Is that what you meant, mac?

- anonymous

that would sound more likely to be the homework assigned to an algebra class

- anonymous

Because solving 6x^3+3x^2=1 algebraically is not nice.

- anonymous

^not at all...

- anonymous

\[\frac{1}{3}x^2=2x+1 \rightarrow x^2=6x+3\] after multiplying through by 3. You have a quadratic to solve:\[x^2-6x-3=0\]

- anonymous

ergh... that still wont give integer roots

- anonymous

You can complete the square or use the quadratic formula.

- anonymous

Can't help that...

- anonymous

\[x^2-6x-3=0 \rightarrow x=3 \pm 2\sqrt{3}\]

- anonymous

as for the 6xcubed i would use long division... or rather synthetic... is that the best way?

- anonymous

Do you mean you would use long division or synthetic after finding a factor?

- anonymous

i would use them to check if i can guess a factor lol

- anonymous

Yes

- anonymous

i wonder where mac went...

- anonymous

The method for solving cubics is a pain, so I usually try to find one solution and, like you said, use long/synthetic division on the cubic and go from there.
Else, numerical solution, like Newton-Raphson method.

- anonymous

Mac's lurking...

- anonymous

newton-raphson method? whats that?

- anonymous

It's a method for finding solutions to equations when you can't do so algebraically (or can't be bothered). The only condition is that the function you're looking at has to be continuous (because you use calculus).

- anonymous

im curious, as the derivative cant tell you solutions... can it??

- anonymous

You're right, the derivative itself won't give you the solutions (unless you have a multiple root), but the method takes your guess, then uses calculus to find the equation of the tangent at the function value of your guess for x, then seeks out where the tangent cuts the x-axis. That point - where it cuts the x-axis - is closer to the root than your initial guess (usually...there are cases where it won't work). That new x-value is your new 'guess' which goes through the process again to yield a better 'guess' for x...you can keep going until you get to a level of accuracy you want.

- anonymous

... so this will only work with f(x) with a degree 3 or more so that f'(x) is at least quadratic... and you find the tangent, then find the zero of that equation, and then use that in the original and find the tangent and use the zero of that equation and so on?

- anonymous

The method will will work with any function that has at least one derivative. I'll try and find some information for you. It's a very useful tool to have, mainly because you end up having at your disposal a means to solve many practical problems that either don't have algebraic solutions, or where the solutions are a pain to get at and you don't need your answer to be exact.

RECORD EXTRACTS>
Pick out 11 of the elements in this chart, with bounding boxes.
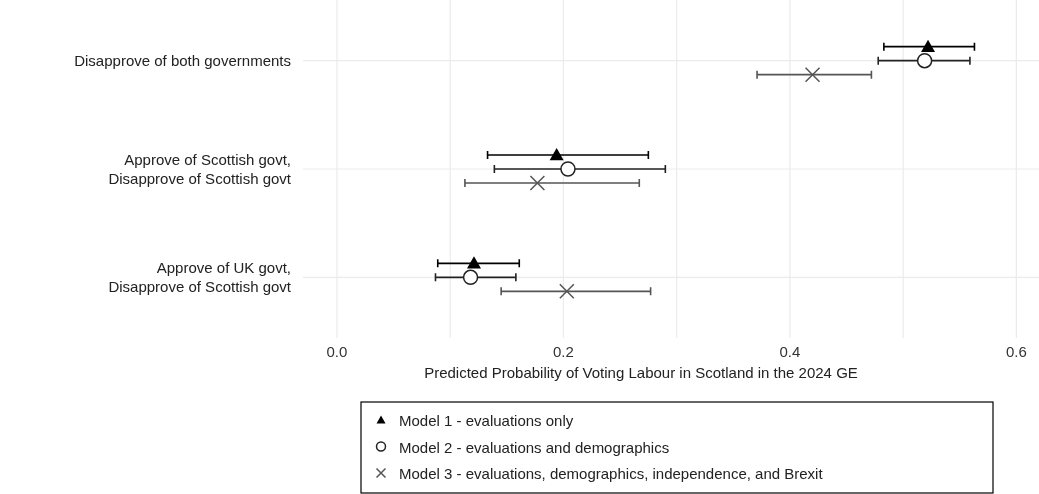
y-tick-label: Approve of UK govt, Disapprove of Scottish govt — [108, 258, 292, 295]
x-tick-label: 0.4 — [779, 343, 801, 360]
legend-label: Model 2 - evaluations and demographics — [399, 438, 670, 456]
y-tick-label: Disapprove of both governments — [74, 51, 291, 69]
x-tick-label: 0.0 — [326, 343, 348, 360]
y-tick-label: Approve of Scottish govt, Disapprove of Scottish govt — [108, 150, 292, 187]
x-tick-label: 0.6 — [1005, 343, 1027, 360]
x-axis-title: Predicted Probability of Voting Labour in Scotland in the 2024 GE — [424, 364, 858, 381]
x-tick-label: 0.2 — [553, 343, 574, 360]
legend-label: Model 1 - evaluations only — [399, 412, 574, 429]
legend-label: Model 3 - evaluations, demographics, independence, and Brexit — [399, 465, 824, 482]
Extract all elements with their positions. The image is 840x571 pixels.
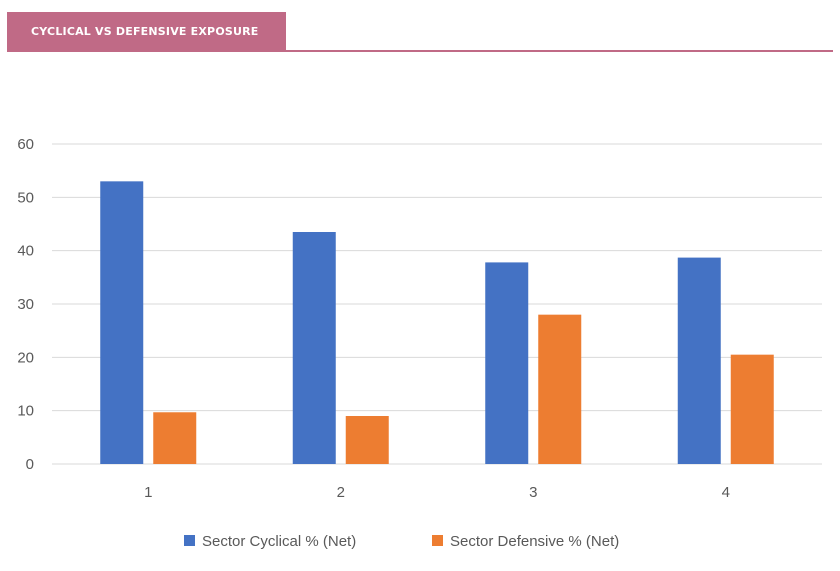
y-tick-label: 10 — [17, 403, 34, 420]
y-tick-label: 30 — [17, 296, 34, 313]
section-title: CYCLICAL VS DEFENSIVE EXPOSURE — [31, 25, 259, 38]
x-tick-label: 4 — [722, 484, 730, 501]
legend-label-defensive: Sector Defensive % (Net) — [450, 533, 619, 550]
y-tick-label: 0 — [26, 456, 34, 473]
y-tick-label: 50 — [17, 189, 34, 206]
cyclical-bar — [485, 262, 529, 464]
x-tick-label: 1 — [144, 484, 152, 501]
legend-swatch-cyclical — [184, 535, 195, 546]
defensive-bar — [153, 412, 197, 464]
y-tick-label: 40 — [17, 243, 34, 260]
defensive-bar — [345, 416, 389, 464]
cyclical-bar — [100, 181, 144, 465]
cyclical-bar — [292, 232, 336, 464]
section-title-tab: CYCLICAL VS DEFENSIVE EXPOSURE — [7, 12, 286, 51]
x-tick-label: 3 — [529, 484, 537, 501]
legend-label-cyclical: Sector Cyclical % (Net) — [202, 533, 356, 550]
x-axis-ticks: 1 2 3 4 — [144, 484, 730, 501]
legend-swatch-defensive — [432, 535, 443, 546]
bars — [100, 181, 774, 465]
legend: Sector Cyclical % (Net) Sector Defensive … — [184, 533, 619, 550]
defensive-bar — [730, 354, 774, 464]
defensive-bar — [538, 314, 582, 464]
y-tick-label: 20 — [17, 349, 34, 366]
x-tick-label: 2 — [337, 484, 345, 501]
y-axis-ticks: 0 10 20 30 40 50 60 — [17, 136, 34, 473]
y-tick-label: 60 — [17, 136, 34, 153]
cyclical-bar — [677, 257, 721, 464]
header-divider — [7, 50, 833, 52]
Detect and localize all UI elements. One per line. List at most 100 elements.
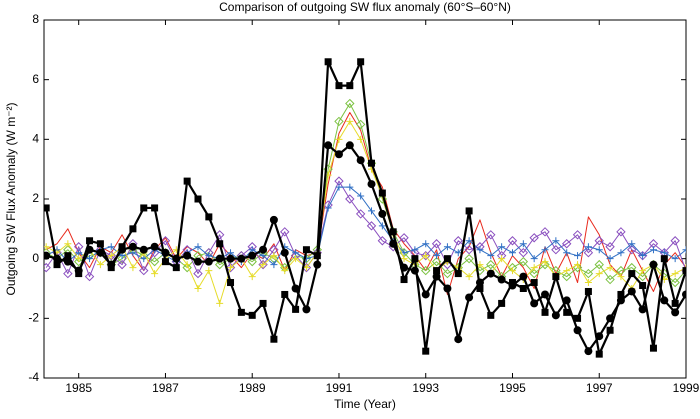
marker bbox=[44, 262, 51, 273]
marker bbox=[552, 273, 560, 281]
marker bbox=[150, 242, 159, 251]
marker bbox=[497, 275, 506, 284]
marker bbox=[671, 255, 679, 263]
marker bbox=[563, 308, 571, 316]
marker bbox=[335, 183, 343, 191]
x-tick-label: 1997 bbox=[586, 381, 613, 395]
marker bbox=[639, 282, 647, 290]
marker bbox=[345, 98, 355, 109]
marker bbox=[465, 207, 473, 215]
marker bbox=[476, 285, 484, 292]
marker bbox=[172, 264, 180, 272]
marker bbox=[75, 255, 83, 263]
marker bbox=[216, 240, 224, 248]
marker bbox=[453, 236, 463, 246]
marker bbox=[183, 261, 191, 269]
marker bbox=[313, 260, 322, 269]
marker bbox=[194, 285, 202, 292]
marker bbox=[128, 242, 137, 251]
plot-area bbox=[44, 58, 686, 358]
marker bbox=[411, 246, 419, 254]
marker bbox=[605, 242, 615, 252]
marker bbox=[335, 82, 343, 90]
marker bbox=[594, 236, 604, 246]
marker bbox=[225, 262, 236, 273]
marker bbox=[487, 252, 495, 260]
marker bbox=[443, 284, 452, 293]
marker bbox=[454, 270, 462, 278]
marker bbox=[421, 290, 430, 299]
marker bbox=[595, 246, 603, 254]
marker bbox=[270, 252, 278, 260]
marker bbox=[357, 135, 365, 143]
marker bbox=[627, 287, 636, 296]
marker bbox=[411, 255, 419, 263]
marker bbox=[606, 326, 614, 334]
y-axis-label: Outgoing SW Flux Anomaly (W m⁻²) bbox=[4, 102, 18, 295]
marker bbox=[508, 249, 516, 257]
series-line bbox=[45, 120, 686, 304]
marker bbox=[518, 247, 529, 258]
marker bbox=[433, 252, 441, 260]
marker bbox=[530, 264, 538, 272]
marker bbox=[324, 141, 333, 150]
marker bbox=[247, 256, 257, 267]
marker bbox=[464, 253, 474, 264]
marker bbox=[530, 279, 538, 287]
marker bbox=[476, 246, 484, 254]
marker bbox=[270, 335, 278, 343]
marker bbox=[161, 258, 169, 266]
marker bbox=[422, 240, 430, 248]
marker bbox=[194, 195, 202, 203]
marker bbox=[498, 243, 506, 251]
chart-title: Comparison of outgoing SW flux anomaly (… bbox=[219, 0, 511, 14]
marker bbox=[302, 305, 311, 314]
marker bbox=[377, 194, 388, 204]
marker bbox=[432, 272, 441, 281]
marker bbox=[400, 255, 408, 263]
marker bbox=[442, 268, 453, 279]
marker bbox=[465, 273, 473, 281]
marker bbox=[551, 311, 560, 320]
x-tick-label: 1999 bbox=[673, 381, 700, 395]
marker bbox=[540, 227, 550, 237]
marker bbox=[75, 249, 83, 257]
marker bbox=[86, 255, 94, 263]
marker bbox=[378, 222, 386, 230]
x-tick-label: 1987 bbox=[152, 381, 179, 395]
marker bbox=[649, 260, 658, 269]
marker bbox=[44, 243, 50, 251]
marker bbox=[226, 254, 235, 263]
marker bbox=[638, 305, 647, 314]
marker bbox=[584, 243, 592, 251]
marker bbox=[682, 290, 686, 299]
marker bbox=[660, 255, 668, 263]
marker bbox=[129, 225, 137, 233]
marker bbox=[193, 268, 203, 279]
marker bbox=[302, 246, 310, 254]
marker bbox=[258, 259, 268, 270]
marker bbox=[486, 269, 495, 278]
marker bbox=[541, 246, 549, 254]
marker bbox=[616, 296, 625, 305]
marker bbox=[151, 270, 159, 278]
marker bbox=[465, 237, 473, 245]
marker bbox=[149, 256, 160, 267]
marker bbox=[628, 240, 636, 248]
marker bbox=[64, 252, 72, 260]
x-tick-label: 1985 bbox=[65, 381, 92, 395]
marker bbox=[660, 249, 668, 257]
marker bbox=[400, 276, 408, 284]
marker bbox=[346, 82, 354, 90]
y-tick-label: 4 bbox=[32, 132, 39, 146]
marker bbox=[410, 266, 419, 275]
marker bbox=[355, 119, 366, 130]
marker bbox=[248, 311, 256, 319]
marker bbox=[334, 150, 343, 159]
marker bbox=[606, 264, 614, 272]
marker bbox=[649, 344, 657, 352]
marker bbox=[574, 314, 582, 322]
marker bbox=[367, 180, 376, 189]
marker bbox=[270, 261, 278, 269]
marker bbox=[292, 255, 300, 263]
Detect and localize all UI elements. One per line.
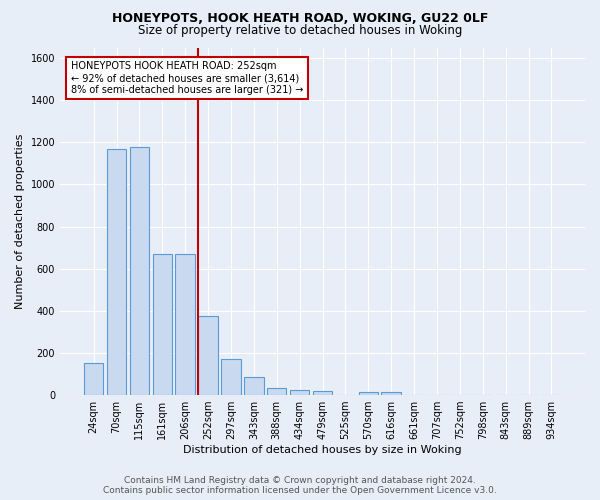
Bar [244, 376, 263, 395]
Text: HONEYPOTS HOOK HEATH ROAD: 252sqm
← 92% of detached houses are smaller (3,614)
8: HONEYPOTS HOOK HEATH ROAD: 252sqm ← 92% … [71, 62, 303, 94]
Bar [107, 148, 126, 395]
Text: Contains HM Land Registry data © Crown copyright and database right 2024.
Contai: Contains HM Land Registry data © Crown c… [103, 476, 497, 495]
Bar [382, 392, 401, 395]
Bar [267, 388, 286, 395]
Bar [130, 146, 149, 395]
Text: HONEYPOTS, HOOK HEATH ROAD, WOKING, GU22 0LF: HONEYPOTS, HOOK HEATH ROAD, WOKING, GU22… [112, 12, 488, 26]
Bar [199, 316, 218, 395]
X-axis label: Distribution of detached houses by size in Woking: Distribution of detached houses by size … [183, 445, 462, 455]
Text: Size of property relative to detached houses in Woking: Size of property relative to detached ho… [138, 24, 462, 37]
Bar [152, 254, 172, 395]
Bar [175, 254, 195, 395]
Y-axis label: Number of detached properties: Number of detached properties [15, 134, 25, 309]
Bar [84, 364, 103, 395]
Bar [290, 390, 310, 395]
Bar [221, 360, 241, 395]
Bar [359, 392, 378, 395]
Bar [313, 391, 332, 395]
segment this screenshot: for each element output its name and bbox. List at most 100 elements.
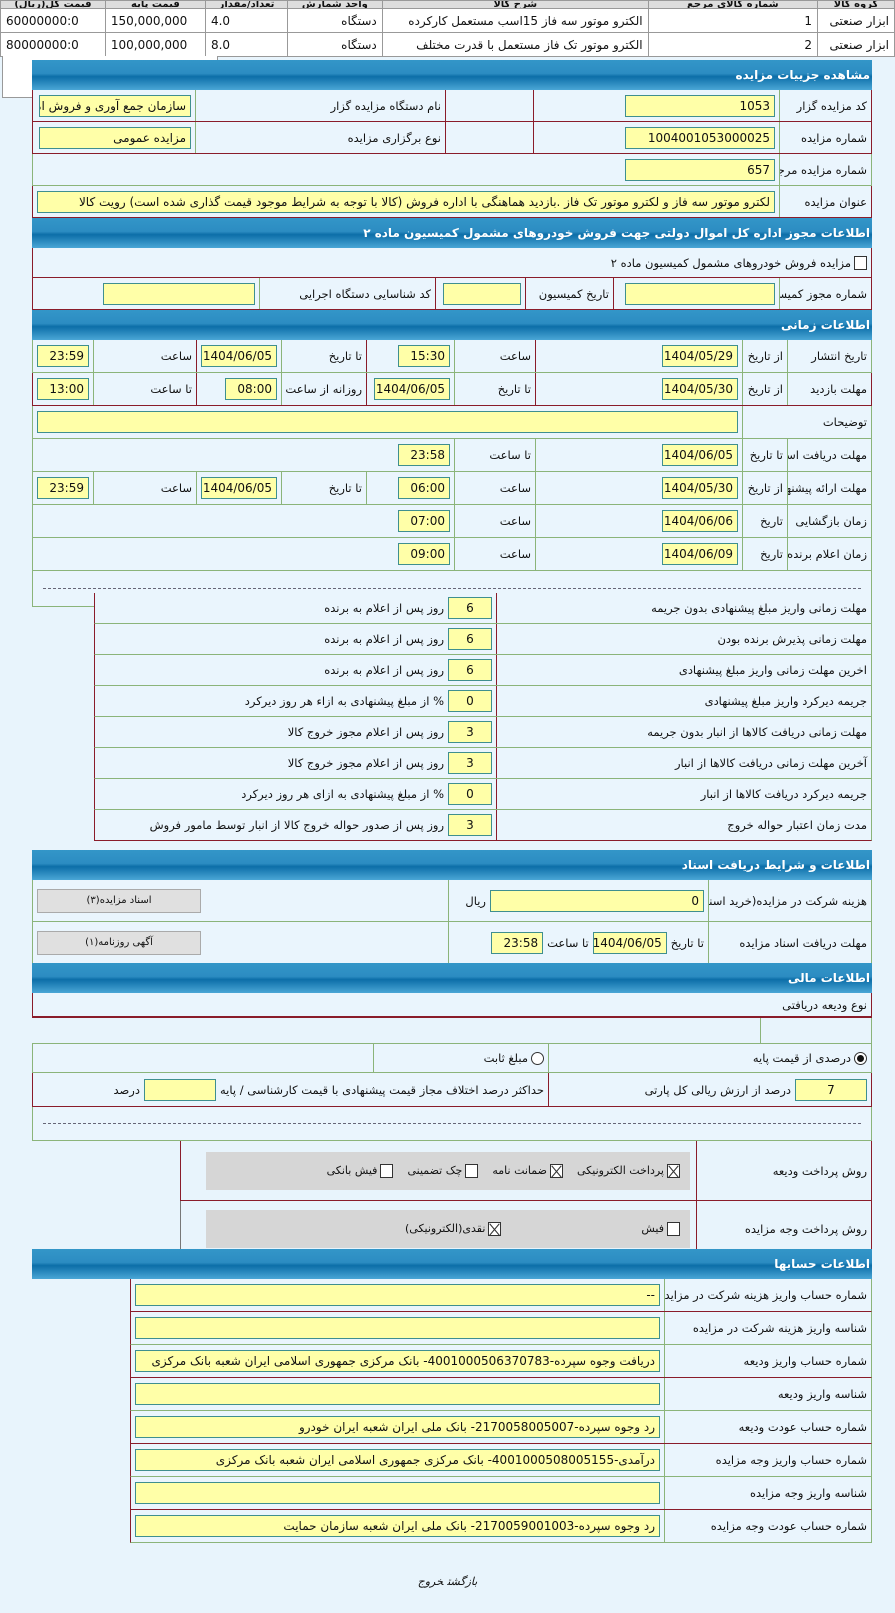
penalty-label: مهلت زمانی دریافت کالاها از انبار بدون ج… xyxy=(647,725,867,739)
max-diff-field[interactable] xyxy=(143,1078,216,1101)
publish-to-time[interactable]: 23:59 xyxy=(37,345,89,367)
label: تا تاریخ xyxy=(328,349,362,363)
timing-row: مهلت دریافت اسناد تا تاریخ 1404/06/05 تا سا… xyxy=(32,439,872,472)
winner-time[interactable]: 09:00 xyxy=(398,543,450,565)
label: تا ساعت xyxy=(547,935,589,950)
label: مهلت بازدید xyxy=(810,382,867,396)
penalty-value[interactable]: 3 xyxy=(448,752,492,774)
method-checkbox[interactable] xyxy=(380,1163,394,1178)
table-cell: دستگاه xyxy=(287,32,383,57)
auction-number-field[interactable]: 1004001053000025 xyxy=(625,126,775,149)
label: درصد از ارزش ریالی کل پارتی xyxy=(644,1082,791,1097)
account-field[interactable] xyxy=(135,1482,660,1504)
cell: روزانه از ساعت xyxy=(281,373,366,405)
label: نوع برگزاری مزایده xyxy=(195,122,445,153)
account-field[interactable]: -- xyxy=(135,1284,660,1306)
penalty-row: اخرین مهلت زمانی واریز مبلغ پیشنهادی 6 روز… xyxy=(94,655,872,686)
method-checkbox[interactable] xyxy=(667,1222,680,1236)
commission-date-field[interactable] xyxy=(443,282,521,305)
percent-field[interactable]: 7 xyxy=(795,1078,867,1101)
code-field[interactable]: 1053 xyxy=(625,94,775,117)
notes-field[interactable] xyxy=(37,411,738,433)
account-row: شناسه واریز هزینه شرکت در مزایده xyxy=(130,1312,872,1345)
opening-time[interactable]: 07:00 xyxy=(398,510,450,532)
account-field[interactable]: درآمدی-4001000508005155- بانک مرکزی جمهو… xyxy=(135,1449,660,1471)
docs-time[interactable]: 23:58 xyxy=(398,444,450,466)
visit-daily-from[interactable]: 08:00 xyxy=(225,378,277,400)
table-cell: الکترو موتور سه فاز 15اسب مستعمل کارکرده xyxy=(381,8,649,33)
method-checkbox[interactable] xyxy=(465,1163,479,1178)
permit-field[interactable] xyxy=(625,282,775,305)
account-label: شماره حساب عودت وجه مزایده xyxy=(710,1519,867,1533)
account-field[interactable]: دریافت وجوه سپرده-4001000506370783- بانک… xyxy=(135,1350,660,1372)
docs-date[interactable]: 1404/06/05 xyxy=(662,444,738,466)
auction-documents-button[interactable]: اسناد مزایده(۳) xyxy=(37,888,201,913)
visit-to-date[interactable]: 1404/06/05 xyxy=(374,378,450,400)
cell: 6 روز پس از اعلام به برنده xyxy=(95,624,496,654)
percent-radio[interactable] xyxy=(854,1051,867,1065)
exit-link[interactable]: خروج xyxy=(417,1575,444,1588)
label: زمان بازگشایی xyxy=(795,514,867,528)
cell: 1404/05/30 xyxy=(535,373,742,405)
back-link[interactable]: بازگشت xyxy=(447,1575,478,1588)
cell: تا تاریخ xyxy=(742,439,787,471)
doc-date-field[interactable]: 1404/06/05 xyxy=(592,931,667,954)
penalty-value[interactable]: 6 xyxy=(448,659,492,681)
ref-number-field[interactable]: 657 xyxy=(625,158,775,181)
method-checkbox[interactable] xyxy=(550,1163,563,1178)
penalty-value[interactable]: 6 xyxy=(448,628,492,650)
cell: 3 روز پس از اعلام مجوز خروج کالا xyxy=(95,748,496,778)
cell: 15:30 xyxy=(366,340,454,372)
winner-date[interactable]: 1404/06/09 xyxy=(662,543,738,565)
fixed-radio[interactable] xyxy=(531,1051,544,1065)
commission-checkbox[interactable] xyxy=(854,255,867,270)
publish-from-time[interactable]: 15:30 xyxy=(398,345,450,367)
publish-from-date[interactable]: 1404/05/29 xyxy=(662,345,738,367)
visit-to-time[interactable]: 13:00 xyxy=(37,378,89,400)
cell: ساعت xyxy=(454,538,535,570)
method-checkbox[interactable] xyxy=(667,1163,680,1178)
offer-to-time[interactable]: 23:59 xyxy=(37,477,89,499)
account-field[interactable] xyxy=(135,1317,660,1339)
account-field[interactable] xyxy=(135,1383,660,1405)
account-field[interactable]: رد وجوه سپرده-2170058005007- بانک ملی ای… xyxy=(135,1416,660,1438)
penalty-value[interactable]: 3 xyxy=(448,721,492,743)
column-header: تعداد/مقدار xyxy=(204,0,289,9)
table-cell: 2 xyxy=(647,32,818,57)
auction-title-field[interactable]: لکترو موتور سه فاز و لکترو موتور تک فاز … xyxy=(37,190,775,213)
offer-from-time[interactable]: 06:00 xyxy=(398,477,450,499)
cell: رد وجوه سپرده-2170059001003- بانک ملی ای… xyxy=(131,1510,664,1542)
cell: شماره حساب واریز ودیعه xyxy=(664,1345,871,1377)
label: نام دستگاه مزایده گزار xyxy=(195,90,445,121)
label: نوع ودیعه دریافتی xyxy=(782,997,867,1012)
items-table: گروه کالا شماره کالای مرجع شرح کالا واحد شم… xyxy=(0,0,895,57)
org-field[interactable]: سازمان جمع آوری و فروش امو xyxy=(39,94,191,117)
penalty-suffix: % از مبلغ پیشنهادی به ازای هر روز دیرکرد xyxy=(241,787,444,801)
account-field[interactable]: رد وجوه سپرده-2170059001003- بانک ملی ای… xyxy=(135,1515,660,1537)
label: توضیحات xyxy=(822,415,867,429)
opening-date[interactable]: 1404/06/06 xyxy=(662,510,738,532)
doc-time-field[interactable]: 23:58 xyxy=(491,931,544,954)
cell xyxy=(33,406,742,438)
label: تا ساعت xyxy=(150,382,192,396)
offer-from-date[interactable]: 1404/05/30 xyxy=(662,477,738,499)
penalty-value[interactable]: 0 xyxy=(448,783,492,805)
penalty-value[interactable]: 0 xyxy=(448,690,492,712)
penalty-suffix: % از مبلغ پیشنهادی به ازاء هر روز دیرکرد xyxy=(244,694,444,708)
cell: درآمدی-4001000508005155- بانک مرکزی جمهو… xyxy=(131,1444,664,1476)
label: عنوان مزایده xyxy=(779,186,871,217)
cell: جریمه دیرکرد دریافت کالاها از انبار xyxy=(496,779,871,809)
label: درصد xyxy=(113,1082,140,1097)
penalty-value[interactable]: 6 xyxy=(448,597,492,619)
offer-to-date[interactable]: 1404/06/05 xyxy=(201,477,277,499)
penalty-value[interactable]: 3 xyxy=(448,814,492,836)
exec-code-field[interactable] xyxy=(103,282,255,305)
auction-type-field[interactable]: مزایده عمومی xyxy=(39,126,191,149)
penalty-label: جریمه دیرکرد واریز مبلغ پیشنهادی xyxy=(704,694,867,708)
timing-row: زمان بازگشایی تاریخ 1404/06/06 ساعت 07:00 xyxy=(32,505,872,538)
visit-from-date[interactable]: 1404/05/30 xyxy=(662,378,738,400)
fee-field[interactable]: 0 xyxy=(490,889,704,912)
publish-to-date[interactable]: 1404/06/05 xyxy=(201,345,277,367)
method-checkbox[interactable] xyxy=(488,1222,502,1236)
newspaper-ad-button[interactable]: آگهی روزنامه(۱) xyxy=(37,930,201,955)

PARTS OF THE EXERCISE>
**A.** Answer these questions about the thread on solving equations:
(i) Which equation is described as "not nice" to solve algebraically?
(ii) What are the solutions given for x^2-6x-3=0?
(iii) Which numerical method is offered as an alternative to finding one solution of a cubic and dividing?
**B.** Write the next part of the forum thread on solving equations, picking up after its final post.
The records are drawn from a separate source.

RESULTS OF THE TASKS>
**A.**
(i) 6x^3+3x^2=1
(ii) x = 3 ± 2√3
(iii) The Newton-Raphson method

**B.**
- anonymous

but then you will never get the exact zero, you will only get closer and closer to it? as the zero of a tangent line can never be equal to the value put into the original function for that tangent line unless you have a multiple root case ( as you said above)

- anonymous

Check out the image - this is what's going on.
http://en.wikipedia.org/wiki/Newton's_method

- anonymous

thank you man

- anonymous

You're welcome ;)

- anonymous

what the heckkk that is freaking genius. damn newton -.-

- anonymous

Yeah, I think it's his best thing outside of the calculus and Laws of Motion.

- anonymous

when it comes to physics laws of that sort, id always put kepler over newton... idk why newton got all the fame for those, keplers were way better -.-

- anonymous

Try it with something like finding the square root of 2 - it will find it pretty damn quick.
\[x=\sqrt{2} \rightarrow f(x)=x^2-2=0 \rightarrow f'(x)=2x\]Then\[x_{n+1}=x_n-\frac{f(x)}{f'(x)} \rightarrow x_{n+1}=x_n-\frac{x^2_n-2}{2x_n}\]

- anonymous

i didnt understand the second half of that lol

- anonymous

I'm going to do an example.

- anonymous

You have to find something to start with, so we make an educated guess for sqrt(2).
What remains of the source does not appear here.